▸ **Written problem**: Count how many lines below contain the word "былъ", then give that number alone.

▸ **Task inputs**:
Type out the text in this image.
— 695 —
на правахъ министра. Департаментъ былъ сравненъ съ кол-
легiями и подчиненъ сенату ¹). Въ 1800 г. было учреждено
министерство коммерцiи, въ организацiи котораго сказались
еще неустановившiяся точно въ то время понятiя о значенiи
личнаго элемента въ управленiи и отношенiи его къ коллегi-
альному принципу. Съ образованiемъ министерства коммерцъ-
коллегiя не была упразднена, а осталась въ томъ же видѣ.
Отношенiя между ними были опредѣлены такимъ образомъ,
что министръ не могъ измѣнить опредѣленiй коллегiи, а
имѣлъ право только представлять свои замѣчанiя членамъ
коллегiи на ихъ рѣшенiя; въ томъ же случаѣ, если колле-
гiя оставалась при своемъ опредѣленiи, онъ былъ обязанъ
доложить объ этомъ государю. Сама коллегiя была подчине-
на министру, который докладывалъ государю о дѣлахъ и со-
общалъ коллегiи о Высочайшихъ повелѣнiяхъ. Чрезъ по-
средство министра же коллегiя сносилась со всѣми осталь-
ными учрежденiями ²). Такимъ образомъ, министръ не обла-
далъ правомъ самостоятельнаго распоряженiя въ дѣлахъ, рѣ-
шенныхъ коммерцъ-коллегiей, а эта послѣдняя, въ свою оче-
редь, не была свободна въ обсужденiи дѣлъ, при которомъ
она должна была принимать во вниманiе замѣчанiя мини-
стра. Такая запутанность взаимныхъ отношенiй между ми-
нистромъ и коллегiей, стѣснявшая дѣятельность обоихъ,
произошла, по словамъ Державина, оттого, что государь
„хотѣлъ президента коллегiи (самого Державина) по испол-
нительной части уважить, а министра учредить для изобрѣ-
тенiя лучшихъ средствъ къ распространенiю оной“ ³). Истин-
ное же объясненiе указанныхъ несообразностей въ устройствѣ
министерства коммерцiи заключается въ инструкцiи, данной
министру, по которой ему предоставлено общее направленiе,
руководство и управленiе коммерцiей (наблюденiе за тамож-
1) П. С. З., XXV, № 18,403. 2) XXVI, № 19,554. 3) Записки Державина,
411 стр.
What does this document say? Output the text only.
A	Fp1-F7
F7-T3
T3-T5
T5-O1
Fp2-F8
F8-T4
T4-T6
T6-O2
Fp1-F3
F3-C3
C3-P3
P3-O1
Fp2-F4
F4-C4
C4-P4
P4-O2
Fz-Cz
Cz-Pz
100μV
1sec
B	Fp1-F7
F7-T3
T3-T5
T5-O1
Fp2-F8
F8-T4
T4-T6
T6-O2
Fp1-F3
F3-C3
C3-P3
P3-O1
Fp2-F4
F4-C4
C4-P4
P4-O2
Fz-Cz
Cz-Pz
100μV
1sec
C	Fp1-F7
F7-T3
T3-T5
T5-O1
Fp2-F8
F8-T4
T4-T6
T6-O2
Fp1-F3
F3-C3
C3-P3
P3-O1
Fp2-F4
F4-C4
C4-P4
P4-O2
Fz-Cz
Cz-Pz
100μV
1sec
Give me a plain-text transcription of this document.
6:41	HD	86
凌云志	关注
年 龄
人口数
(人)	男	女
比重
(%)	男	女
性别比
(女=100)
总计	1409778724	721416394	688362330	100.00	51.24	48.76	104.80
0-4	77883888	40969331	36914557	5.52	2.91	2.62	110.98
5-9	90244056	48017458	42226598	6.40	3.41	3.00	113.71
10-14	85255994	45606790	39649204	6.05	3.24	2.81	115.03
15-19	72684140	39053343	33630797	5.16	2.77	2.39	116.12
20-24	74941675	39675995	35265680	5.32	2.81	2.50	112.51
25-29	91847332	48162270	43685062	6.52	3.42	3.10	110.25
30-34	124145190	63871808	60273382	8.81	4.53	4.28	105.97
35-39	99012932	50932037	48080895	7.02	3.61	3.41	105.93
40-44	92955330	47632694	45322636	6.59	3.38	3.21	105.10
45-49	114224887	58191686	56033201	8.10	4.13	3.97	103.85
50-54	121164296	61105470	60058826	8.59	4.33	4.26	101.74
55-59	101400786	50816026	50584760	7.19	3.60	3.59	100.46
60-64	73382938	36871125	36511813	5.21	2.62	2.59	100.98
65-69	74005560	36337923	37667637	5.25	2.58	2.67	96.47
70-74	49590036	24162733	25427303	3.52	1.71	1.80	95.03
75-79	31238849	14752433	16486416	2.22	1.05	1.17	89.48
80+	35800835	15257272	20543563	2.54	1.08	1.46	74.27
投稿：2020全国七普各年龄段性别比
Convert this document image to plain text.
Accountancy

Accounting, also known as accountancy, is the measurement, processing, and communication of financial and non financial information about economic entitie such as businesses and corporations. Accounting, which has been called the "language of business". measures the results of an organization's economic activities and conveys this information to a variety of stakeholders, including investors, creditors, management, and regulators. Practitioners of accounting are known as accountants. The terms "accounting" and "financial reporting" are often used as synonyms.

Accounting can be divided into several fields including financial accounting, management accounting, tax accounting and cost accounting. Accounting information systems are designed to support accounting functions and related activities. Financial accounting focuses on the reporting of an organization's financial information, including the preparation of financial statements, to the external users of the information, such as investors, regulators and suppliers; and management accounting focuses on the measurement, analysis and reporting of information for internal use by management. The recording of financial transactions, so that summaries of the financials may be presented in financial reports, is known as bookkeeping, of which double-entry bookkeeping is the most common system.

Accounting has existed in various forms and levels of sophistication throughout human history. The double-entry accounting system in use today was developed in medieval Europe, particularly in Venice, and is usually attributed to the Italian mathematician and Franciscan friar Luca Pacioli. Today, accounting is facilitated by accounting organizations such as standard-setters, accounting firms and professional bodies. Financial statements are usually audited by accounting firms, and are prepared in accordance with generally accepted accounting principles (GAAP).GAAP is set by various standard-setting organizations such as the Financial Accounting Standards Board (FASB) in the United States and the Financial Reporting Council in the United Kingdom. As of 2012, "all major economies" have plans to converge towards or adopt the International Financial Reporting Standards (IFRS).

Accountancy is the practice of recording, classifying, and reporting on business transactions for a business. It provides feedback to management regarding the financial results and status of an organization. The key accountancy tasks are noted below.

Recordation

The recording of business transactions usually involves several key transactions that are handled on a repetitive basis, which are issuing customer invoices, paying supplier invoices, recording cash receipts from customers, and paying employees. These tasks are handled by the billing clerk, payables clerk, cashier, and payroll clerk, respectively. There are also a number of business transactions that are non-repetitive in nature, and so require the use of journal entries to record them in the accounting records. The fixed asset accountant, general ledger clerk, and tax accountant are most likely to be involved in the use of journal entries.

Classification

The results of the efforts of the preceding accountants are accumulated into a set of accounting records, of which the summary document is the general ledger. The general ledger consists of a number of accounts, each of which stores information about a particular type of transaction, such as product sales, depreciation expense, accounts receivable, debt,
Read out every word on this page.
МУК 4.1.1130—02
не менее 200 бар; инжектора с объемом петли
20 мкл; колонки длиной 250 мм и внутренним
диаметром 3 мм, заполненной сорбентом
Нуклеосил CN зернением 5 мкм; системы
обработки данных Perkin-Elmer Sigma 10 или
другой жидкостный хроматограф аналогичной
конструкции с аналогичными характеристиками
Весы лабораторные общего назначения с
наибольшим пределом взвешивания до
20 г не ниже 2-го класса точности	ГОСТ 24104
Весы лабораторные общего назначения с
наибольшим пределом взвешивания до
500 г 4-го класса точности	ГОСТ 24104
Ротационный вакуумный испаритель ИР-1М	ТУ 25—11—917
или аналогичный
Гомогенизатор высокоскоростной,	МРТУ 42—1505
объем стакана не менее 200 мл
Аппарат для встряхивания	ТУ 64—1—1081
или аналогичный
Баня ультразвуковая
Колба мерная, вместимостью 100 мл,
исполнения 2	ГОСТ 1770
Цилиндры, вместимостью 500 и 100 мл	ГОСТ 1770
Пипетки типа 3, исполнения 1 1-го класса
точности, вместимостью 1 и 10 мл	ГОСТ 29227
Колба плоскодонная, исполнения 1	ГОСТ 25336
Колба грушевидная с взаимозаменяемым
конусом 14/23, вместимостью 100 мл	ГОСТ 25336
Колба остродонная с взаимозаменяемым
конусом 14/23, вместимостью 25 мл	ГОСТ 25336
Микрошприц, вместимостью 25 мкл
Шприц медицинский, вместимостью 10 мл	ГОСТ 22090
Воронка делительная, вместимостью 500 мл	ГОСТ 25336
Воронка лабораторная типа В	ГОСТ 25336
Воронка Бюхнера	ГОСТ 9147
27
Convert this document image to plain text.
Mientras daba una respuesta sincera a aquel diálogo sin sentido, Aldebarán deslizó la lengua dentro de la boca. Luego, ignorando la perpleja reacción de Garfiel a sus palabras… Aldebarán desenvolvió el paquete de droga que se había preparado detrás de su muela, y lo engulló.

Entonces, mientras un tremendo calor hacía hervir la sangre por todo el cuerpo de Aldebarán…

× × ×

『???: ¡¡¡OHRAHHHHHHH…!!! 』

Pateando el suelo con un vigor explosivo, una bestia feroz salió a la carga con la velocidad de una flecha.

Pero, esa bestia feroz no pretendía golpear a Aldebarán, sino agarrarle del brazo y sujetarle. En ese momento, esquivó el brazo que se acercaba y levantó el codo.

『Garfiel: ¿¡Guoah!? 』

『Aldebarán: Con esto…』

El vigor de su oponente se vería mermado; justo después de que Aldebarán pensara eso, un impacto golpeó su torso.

▸ **Full output**: 2